---------- Data shown ----------
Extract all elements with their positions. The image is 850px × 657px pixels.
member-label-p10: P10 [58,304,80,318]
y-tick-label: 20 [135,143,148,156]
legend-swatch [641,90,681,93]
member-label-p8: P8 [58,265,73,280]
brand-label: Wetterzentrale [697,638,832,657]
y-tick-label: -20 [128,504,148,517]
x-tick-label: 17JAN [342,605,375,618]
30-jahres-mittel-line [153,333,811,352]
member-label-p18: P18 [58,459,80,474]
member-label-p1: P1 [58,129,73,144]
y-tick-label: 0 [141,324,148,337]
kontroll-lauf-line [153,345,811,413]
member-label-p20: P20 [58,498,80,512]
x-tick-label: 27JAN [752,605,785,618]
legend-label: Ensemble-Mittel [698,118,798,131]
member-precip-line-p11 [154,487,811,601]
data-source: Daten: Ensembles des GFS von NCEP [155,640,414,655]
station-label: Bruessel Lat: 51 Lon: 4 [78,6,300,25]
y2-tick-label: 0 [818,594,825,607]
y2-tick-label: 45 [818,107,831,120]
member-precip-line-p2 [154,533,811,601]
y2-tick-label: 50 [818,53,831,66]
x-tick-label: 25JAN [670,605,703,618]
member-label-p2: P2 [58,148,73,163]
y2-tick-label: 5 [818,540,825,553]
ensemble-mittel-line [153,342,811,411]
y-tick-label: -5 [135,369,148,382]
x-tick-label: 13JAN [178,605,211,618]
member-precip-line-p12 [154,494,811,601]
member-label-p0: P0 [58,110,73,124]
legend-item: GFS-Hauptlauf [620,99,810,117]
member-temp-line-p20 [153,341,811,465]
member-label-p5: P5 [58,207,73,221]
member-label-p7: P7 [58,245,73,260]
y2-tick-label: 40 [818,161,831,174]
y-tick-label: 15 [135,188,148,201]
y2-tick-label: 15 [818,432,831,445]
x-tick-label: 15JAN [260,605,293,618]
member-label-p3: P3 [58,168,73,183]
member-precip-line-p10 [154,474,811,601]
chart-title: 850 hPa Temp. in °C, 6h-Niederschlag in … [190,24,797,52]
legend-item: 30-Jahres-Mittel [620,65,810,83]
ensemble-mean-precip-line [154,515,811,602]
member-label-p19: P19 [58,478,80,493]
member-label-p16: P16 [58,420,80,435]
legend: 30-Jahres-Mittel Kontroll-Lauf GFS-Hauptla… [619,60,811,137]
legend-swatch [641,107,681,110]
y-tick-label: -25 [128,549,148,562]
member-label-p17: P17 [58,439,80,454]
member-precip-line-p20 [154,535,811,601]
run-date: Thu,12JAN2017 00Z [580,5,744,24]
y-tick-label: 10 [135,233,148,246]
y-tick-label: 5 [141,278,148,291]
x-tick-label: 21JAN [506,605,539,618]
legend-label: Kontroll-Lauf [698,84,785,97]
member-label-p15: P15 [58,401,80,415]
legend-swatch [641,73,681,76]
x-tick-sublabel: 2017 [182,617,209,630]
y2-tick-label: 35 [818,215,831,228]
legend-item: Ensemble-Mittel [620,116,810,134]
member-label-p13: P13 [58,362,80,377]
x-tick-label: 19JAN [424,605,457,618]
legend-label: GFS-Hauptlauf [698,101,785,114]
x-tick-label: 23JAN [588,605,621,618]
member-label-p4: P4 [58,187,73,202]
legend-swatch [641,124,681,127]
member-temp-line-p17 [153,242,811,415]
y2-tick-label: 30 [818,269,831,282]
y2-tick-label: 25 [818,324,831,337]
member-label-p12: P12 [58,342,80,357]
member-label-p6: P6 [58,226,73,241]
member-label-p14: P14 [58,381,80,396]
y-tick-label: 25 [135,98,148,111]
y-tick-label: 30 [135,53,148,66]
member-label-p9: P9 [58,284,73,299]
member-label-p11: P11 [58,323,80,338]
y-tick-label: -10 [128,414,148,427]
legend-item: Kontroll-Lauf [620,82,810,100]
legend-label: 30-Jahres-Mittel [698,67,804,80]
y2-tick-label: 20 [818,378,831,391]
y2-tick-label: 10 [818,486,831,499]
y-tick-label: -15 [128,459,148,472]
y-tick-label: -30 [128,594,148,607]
----------
List every line in the data above that contains the string "precip", copying each one in full. Letter case matters.

- [Full solution]
member-precip-line-p11 [154,487,811,601]
member-precip-line-p2 [154,533,811,601]
member-precip-line-p12 [154,494,811,601]
member-precip-line-p10 [154,474,811,601]
ensemble-mean-precip-line [154,515,811,602]
member-precip-line-p20 [154,535,811,601]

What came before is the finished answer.